**Task statement**.
Check the listing below for lines that hold "this". How many are there? Please give only the number.

*** Material ***

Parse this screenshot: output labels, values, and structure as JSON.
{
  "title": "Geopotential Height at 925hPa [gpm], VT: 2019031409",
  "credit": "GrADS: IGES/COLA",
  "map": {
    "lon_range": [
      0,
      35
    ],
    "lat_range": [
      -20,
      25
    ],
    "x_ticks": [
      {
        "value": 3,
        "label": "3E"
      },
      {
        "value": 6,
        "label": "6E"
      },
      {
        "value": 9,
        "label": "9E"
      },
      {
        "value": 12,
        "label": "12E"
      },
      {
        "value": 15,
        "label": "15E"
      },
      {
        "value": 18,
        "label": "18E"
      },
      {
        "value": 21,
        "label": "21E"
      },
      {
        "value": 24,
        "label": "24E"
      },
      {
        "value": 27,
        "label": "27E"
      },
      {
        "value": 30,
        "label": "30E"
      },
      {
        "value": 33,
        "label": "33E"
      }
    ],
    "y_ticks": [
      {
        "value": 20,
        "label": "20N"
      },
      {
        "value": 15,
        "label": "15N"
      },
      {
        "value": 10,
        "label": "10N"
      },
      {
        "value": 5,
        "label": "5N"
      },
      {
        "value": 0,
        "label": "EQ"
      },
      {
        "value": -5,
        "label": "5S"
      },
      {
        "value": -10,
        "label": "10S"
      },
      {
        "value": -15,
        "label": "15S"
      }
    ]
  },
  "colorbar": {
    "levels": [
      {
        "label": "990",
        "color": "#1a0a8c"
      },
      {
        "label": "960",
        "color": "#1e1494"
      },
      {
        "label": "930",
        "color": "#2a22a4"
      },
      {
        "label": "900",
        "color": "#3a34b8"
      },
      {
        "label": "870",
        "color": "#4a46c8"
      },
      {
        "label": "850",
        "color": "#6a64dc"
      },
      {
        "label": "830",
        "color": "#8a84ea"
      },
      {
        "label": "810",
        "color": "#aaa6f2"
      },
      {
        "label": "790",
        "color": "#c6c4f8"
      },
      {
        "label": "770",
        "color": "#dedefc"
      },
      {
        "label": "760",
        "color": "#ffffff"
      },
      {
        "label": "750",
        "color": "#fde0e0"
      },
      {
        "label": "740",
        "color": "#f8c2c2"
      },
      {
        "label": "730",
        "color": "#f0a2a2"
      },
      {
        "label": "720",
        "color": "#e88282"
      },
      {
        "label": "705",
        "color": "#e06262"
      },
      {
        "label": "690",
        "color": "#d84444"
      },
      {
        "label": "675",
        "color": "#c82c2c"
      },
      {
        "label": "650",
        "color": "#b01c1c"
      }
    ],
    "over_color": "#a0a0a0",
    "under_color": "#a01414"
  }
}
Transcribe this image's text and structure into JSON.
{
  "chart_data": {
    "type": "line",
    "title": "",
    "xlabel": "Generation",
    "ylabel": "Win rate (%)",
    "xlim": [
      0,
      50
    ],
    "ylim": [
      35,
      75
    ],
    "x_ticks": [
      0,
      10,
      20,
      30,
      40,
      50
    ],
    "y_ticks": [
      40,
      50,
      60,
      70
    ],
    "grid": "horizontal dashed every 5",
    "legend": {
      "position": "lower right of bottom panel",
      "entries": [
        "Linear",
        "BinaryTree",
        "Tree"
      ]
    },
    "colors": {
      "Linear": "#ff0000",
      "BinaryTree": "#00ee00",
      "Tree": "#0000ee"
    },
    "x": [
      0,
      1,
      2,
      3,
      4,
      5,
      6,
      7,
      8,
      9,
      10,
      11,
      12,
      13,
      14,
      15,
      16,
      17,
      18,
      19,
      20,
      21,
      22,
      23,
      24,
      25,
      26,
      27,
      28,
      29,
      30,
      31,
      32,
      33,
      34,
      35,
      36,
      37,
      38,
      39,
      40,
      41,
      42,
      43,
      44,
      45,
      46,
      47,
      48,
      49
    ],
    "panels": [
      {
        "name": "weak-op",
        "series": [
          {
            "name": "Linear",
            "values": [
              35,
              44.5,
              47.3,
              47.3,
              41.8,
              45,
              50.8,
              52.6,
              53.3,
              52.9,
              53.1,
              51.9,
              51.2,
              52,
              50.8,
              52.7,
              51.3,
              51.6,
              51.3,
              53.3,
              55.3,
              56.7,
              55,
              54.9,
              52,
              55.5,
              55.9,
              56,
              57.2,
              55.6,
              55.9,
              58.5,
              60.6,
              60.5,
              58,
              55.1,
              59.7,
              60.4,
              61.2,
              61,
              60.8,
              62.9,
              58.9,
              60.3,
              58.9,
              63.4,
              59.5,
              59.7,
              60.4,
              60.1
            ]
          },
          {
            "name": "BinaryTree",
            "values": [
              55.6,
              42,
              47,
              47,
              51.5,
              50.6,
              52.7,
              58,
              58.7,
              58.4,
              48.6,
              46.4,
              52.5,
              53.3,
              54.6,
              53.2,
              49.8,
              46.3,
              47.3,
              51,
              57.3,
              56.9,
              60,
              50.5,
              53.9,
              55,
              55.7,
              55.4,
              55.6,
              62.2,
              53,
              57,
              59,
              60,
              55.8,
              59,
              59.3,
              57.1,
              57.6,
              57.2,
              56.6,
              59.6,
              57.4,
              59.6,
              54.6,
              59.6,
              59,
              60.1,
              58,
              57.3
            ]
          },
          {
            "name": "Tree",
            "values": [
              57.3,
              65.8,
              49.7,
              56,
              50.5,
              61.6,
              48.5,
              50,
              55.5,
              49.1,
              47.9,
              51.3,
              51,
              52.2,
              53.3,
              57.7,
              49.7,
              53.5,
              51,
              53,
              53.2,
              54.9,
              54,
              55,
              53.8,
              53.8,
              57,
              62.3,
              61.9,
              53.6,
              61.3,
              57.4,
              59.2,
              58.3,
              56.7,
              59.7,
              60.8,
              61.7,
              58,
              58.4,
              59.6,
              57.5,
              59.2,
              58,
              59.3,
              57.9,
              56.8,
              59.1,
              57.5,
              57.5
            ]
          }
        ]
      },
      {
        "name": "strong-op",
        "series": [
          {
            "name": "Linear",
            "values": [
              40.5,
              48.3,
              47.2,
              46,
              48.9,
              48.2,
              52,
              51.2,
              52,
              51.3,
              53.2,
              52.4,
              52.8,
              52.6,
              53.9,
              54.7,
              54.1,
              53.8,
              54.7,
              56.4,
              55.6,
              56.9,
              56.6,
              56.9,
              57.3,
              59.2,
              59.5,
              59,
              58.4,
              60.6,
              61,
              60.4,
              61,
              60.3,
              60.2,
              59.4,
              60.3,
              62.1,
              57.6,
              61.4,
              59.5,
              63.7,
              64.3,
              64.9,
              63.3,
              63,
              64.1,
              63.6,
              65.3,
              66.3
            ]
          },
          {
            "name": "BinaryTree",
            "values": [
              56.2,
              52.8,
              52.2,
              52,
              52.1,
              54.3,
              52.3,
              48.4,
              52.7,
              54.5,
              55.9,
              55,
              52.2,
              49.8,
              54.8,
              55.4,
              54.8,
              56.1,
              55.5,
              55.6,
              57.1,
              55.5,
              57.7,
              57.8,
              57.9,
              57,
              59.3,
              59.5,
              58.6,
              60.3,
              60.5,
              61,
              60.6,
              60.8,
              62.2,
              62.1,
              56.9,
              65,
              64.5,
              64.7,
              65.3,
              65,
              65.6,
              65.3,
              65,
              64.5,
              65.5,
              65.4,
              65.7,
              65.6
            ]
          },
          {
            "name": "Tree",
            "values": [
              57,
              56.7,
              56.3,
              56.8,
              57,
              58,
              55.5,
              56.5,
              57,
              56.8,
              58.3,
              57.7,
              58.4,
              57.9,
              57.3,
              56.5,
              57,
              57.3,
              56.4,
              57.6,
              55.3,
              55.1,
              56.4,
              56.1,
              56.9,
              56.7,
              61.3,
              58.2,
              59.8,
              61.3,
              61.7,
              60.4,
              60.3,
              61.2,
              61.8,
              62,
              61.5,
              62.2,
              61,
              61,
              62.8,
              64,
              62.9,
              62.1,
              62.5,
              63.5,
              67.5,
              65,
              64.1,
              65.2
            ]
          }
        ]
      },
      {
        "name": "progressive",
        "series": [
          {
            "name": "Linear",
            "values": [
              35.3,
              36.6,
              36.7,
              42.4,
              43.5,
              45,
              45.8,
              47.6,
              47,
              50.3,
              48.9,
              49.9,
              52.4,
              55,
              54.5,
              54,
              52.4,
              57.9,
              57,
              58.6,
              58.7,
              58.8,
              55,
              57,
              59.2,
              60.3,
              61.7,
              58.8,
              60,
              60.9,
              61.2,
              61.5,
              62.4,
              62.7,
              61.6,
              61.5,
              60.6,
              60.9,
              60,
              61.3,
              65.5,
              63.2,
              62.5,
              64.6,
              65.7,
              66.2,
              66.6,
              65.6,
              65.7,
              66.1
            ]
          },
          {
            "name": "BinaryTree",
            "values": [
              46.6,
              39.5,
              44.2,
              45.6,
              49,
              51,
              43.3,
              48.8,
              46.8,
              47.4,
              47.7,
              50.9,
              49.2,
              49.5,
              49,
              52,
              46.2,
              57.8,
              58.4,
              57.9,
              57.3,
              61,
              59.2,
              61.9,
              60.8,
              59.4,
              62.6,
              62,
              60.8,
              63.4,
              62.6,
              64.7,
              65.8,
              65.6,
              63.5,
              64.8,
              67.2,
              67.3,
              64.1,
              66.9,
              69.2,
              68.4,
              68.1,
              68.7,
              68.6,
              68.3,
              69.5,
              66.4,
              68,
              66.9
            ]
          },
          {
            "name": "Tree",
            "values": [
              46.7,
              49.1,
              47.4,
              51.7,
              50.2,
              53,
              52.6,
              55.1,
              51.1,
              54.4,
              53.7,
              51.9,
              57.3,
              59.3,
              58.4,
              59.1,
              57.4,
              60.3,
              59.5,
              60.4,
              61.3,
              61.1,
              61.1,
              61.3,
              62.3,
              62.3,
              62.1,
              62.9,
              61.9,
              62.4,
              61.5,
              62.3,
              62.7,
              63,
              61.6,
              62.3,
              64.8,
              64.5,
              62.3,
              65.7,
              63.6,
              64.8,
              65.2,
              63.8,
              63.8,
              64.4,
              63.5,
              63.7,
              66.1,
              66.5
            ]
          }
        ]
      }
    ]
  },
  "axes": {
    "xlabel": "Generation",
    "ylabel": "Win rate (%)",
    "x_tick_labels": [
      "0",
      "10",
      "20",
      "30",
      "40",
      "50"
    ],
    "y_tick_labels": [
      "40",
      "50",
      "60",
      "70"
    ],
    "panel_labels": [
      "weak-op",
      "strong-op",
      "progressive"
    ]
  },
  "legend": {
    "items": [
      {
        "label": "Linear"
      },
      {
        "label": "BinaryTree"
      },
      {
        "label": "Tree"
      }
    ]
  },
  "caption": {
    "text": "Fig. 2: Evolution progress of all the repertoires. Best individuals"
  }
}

***

**Exercise result**.
2